:: Requirements ::
Set down every entry again word for word, please, but skip the pictures.

:: Record extracts ::
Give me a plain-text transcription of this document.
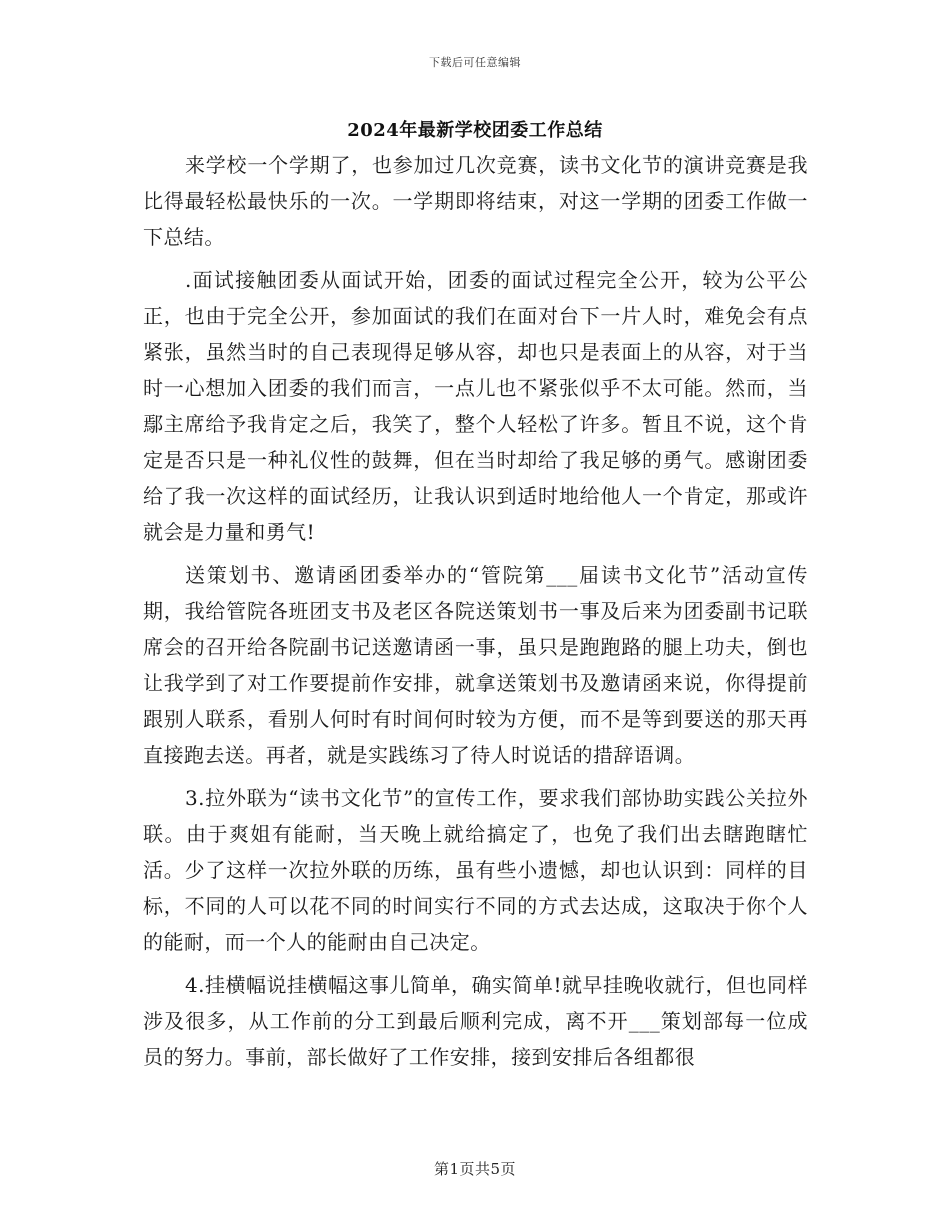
下载后可任意编辑
2024年最新学校团委工作总结

来学校一个学期了，也参加过几次竞赛，读书文化节的演讲竞赛是我比得最轻松最快乐的一次。一学期即将结束，对这一学期的团委工作做一下总结。

.面试接触团委从面试开始，团委的面试过程完全公开，较为公平公正，也由于完全公开，参加面试的我们在面对台下一片人时，难免会有点紧张，虽然当时的自己表现得足够从容，却也只是表面上的从容，对于当时一心想加入团委的我们而言，一点儿也不紧张似乎不太可能。然而，当鄢主席给予我肯定之后，我笑了，整个人轻松了许多。暂且不说，这个肯定是否只是一种礼仪性的鼓舞，但在当时却给了我足够的勇气。感谢团委给了我一次这样的面试经历，让我认识到适时地给他人一个肯定，那或许就会是力量和勇气!

送策划书、邀请函团委举办的“管院第___届读书文化节”活动宣传期，我给管院各班团支书及老区各院送策划书一事及后来为团委副书记联席会的召开给各院副书记送邀请函一事，虽只是跑跑路的腿上功夫，倒也让我学到了对工作要提前作安排，就拿送策划书及邀请函来说，你得提前跟别人联系，看别人何时有时间何时较为方便，而不是等到要送的那天再直接跑去送。再者，就是实践练习了待人时说话的措辞语调。

3.拉外联为“读书文化节”的宣传工作，要求我们部协助实践公关拉外联。由于爽姐有能耐，当天晚上就给搞定了，也免了我们出去瞎跑瞎忙活。少了这样一次拉外联的历练，虽有些小遗憾，却也认识到：同样的目标，不同的人可以花不同的时间实行不同的方式去达成，这取决于你个人的能耐，而一个人的能耐由自己决定。

4.挂横幅说挂横幅这事儿简单，确实简单!就早挂晚收就行，但也同样涉及很多，从工作前的分工到最后顺利完成，离不开___策划部每一位成员的努力。事前，部长做好了工作安排，接到安排后各组都很

第1页共5页
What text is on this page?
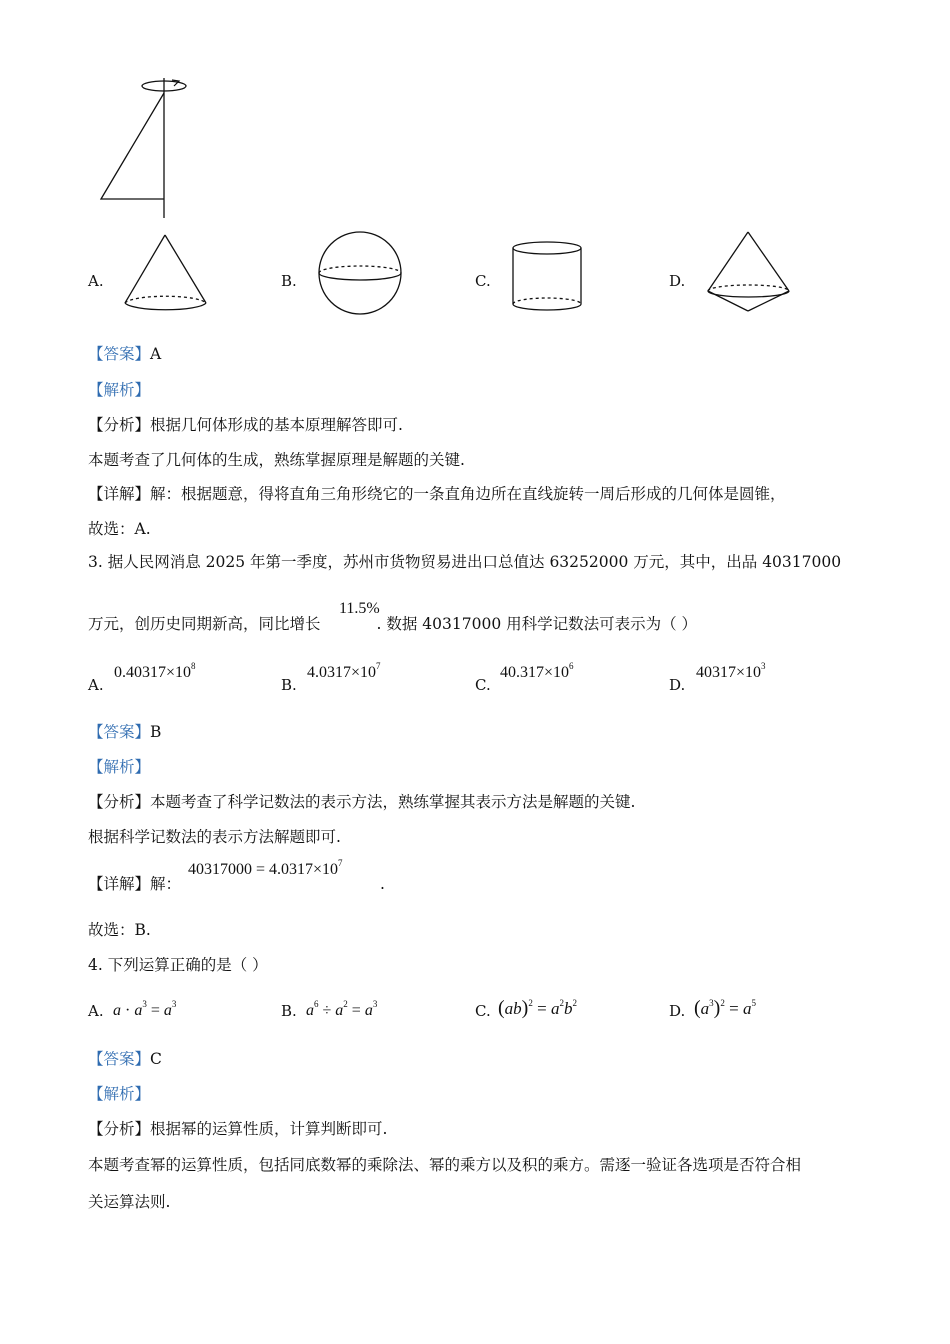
A.	B.	C.	D.
【答案】A
【解析】
【分析】根据几何体形成的基本原理解答即可.
本题考查了几何体的生成，熟练掌握原理是解题的关键.
【详解】解：根据题意，得将直角三角形绕它的一条直角边所在直线旋转一周后形成的几何体是圆锥，
故选：A.
3. 据人民网消息 2025 年第一季度，苏州市货物贸易进出口总值达 63252000 万元，其中，出品 40317000
11.5%
万元，创历史同期新高，同比增长	. 数据 40317000 用科学记数法可表示为（ ）
A.
$0.40317\times 10^8$
B.
$4.0317\times 10^7$
C.
$40.317\times 10^6$
D.
$40317\times 10^3$
【答案】B
【解析】
【分析】本题考查了科学记数法的表示方法，熟练掌握其表示方法是解题的关键.
根据科学记数法的表示方法解题即可.
【详解】解：
$40317000 = 4.0317\times 10^7$
.
故选：B.
4. 下列运算正确的是（ ）
A. $a \cdot a^3 = a^3$	B. $a^6 \div a^2 = a^3$	C. $(ab)^2 = a^2b^2$	D. $(a^3)^2 = a^5$
【答案】C
【解析】
【分析】根据幂的运算性质，计算判断即可.
本题考查幂的运算性质，包括同底数幂的乘除法、幂的乘方以及积的乘方。需逐一验证各选项是否符合相
关运算法则.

:: Response below ::
Give me a plain-text transcription of this document.
下载后可任意编辑
2024年最新学校团委工作总结

来学校一个学期了，也参加过几次竞赛，读书文化节的演讲竞赛是我比得最轻松最快乐的一次。一学期即将结束，对这一学期的团委工作做一下总结。

.面试接触团委从面试开始，团委的面试过程完全公开，较为公平公正，也由于完全公开，参加面试的我们在面对台下一片人时，难免会有点紧张，虽然当时的自己表现得足够从容，却也只是表面上的从容，对于当时一心想加入团委的我们而言，一点儿也不紧张似乎不太可能。然而，当鄢主席给予我肯定之后，我笑了，整个人轻松了许多。暂且不说，这个肯定是否只是一种礼仪性的鼓舞，但在当时却给了我足够的勇气。感谢团委给了我一次这样的面试经历，让我认识到适时地给他人一个肯定，那或许就会是力量和勇气!

送策划书、邀请函团委举办的“管院第___届读书文化节”活动宣传期，我给管院各班团支书及老区各院送策划书一事及后来为团委副书记联席会的召开给各院副书记送邀请函一事，虽只是跑跑路的腿上功夫，倒也让我学到了对工作要提前作安排，就拿送策划书及邀请函来说，你得提前跟别人联系，看别人何时有时间何时较为方便，而不是等到要送的那天再直接跑去送。再者，就是实践练习了待人时说话的措辞语调。

3.拉外联为“读书文化节”的宣传工作，要求我们部协助实践公关拉外联。由于爽姐有能耐，当天晚上就给搞定了，也免了我们出去瞎跑瞎忙活。少了这样一次拉外联的历练，虽有些小遗憾，却也认识到：同样的目标，不同的人可以花不同的时间实行不同的方式去达成，这取决于你个人的能耐，而一个人的能耐由自己决定。

4.挂横幅说挂横幅这事儿简单，确实简单!就早挂晚收就行，但也同样涉及很多，从工作前的分工到最后顺利完成，离不开___策划部每一位成员的努力。事前，部长做好了工作安排，接到安排后各组都很

第1页共5页
What text is on this page?
A.	B.	C.	D.
【答案】A
【解析】
【分析】根据几何体形成的基本原理解答即可.
本题考查了几何体的生成，熟练掌握原理是解题的关键.
【详解】解：根据题意，得将直角三角形绕它的一条直角边所在直线旋转一周后形成的几何体是圆锥，
故选：A.
3. 据人民网消息 2025 年第一季度，苏州市货物贸易进出口总值达 63252000 万元，其中，出品 40317000
11.5%
万元，创历史同期新高，同比增长	. 数据 40317000 用科学记数法可表示为（ ）
A.
$0.40317\times 10^8$
B.
$4.0317\times 10^7$
C.
$40.317\times 10^6$
D.
$40317\times 10^3$
【答案】B
【解析】
【分析】本题考查了科学记数法的表示方法，熟练掌握其表示方法是解题的关键.
根据科学记数法的表示方法解题即可.
【详解】解：
$40317000 = 4.0317\times 10^7$
.
故选：B.
4. 下列运算正确的是（ ）
A. $a \cdot a^3 = a^3$	B. $a^6 \div a^2 = a^3$	C. $(ab)^2 = a^2b^2$	D. $(a^3)^2 = a^5$
【答案】C
【解析】
【分析】根据幂的运算性质，计算判断即可.
本题考查幂的运算性质，包括同底数幂的乘除法、幂的乘方以及积的乘方。需逐一验证各选项是否符合相
关运算法则.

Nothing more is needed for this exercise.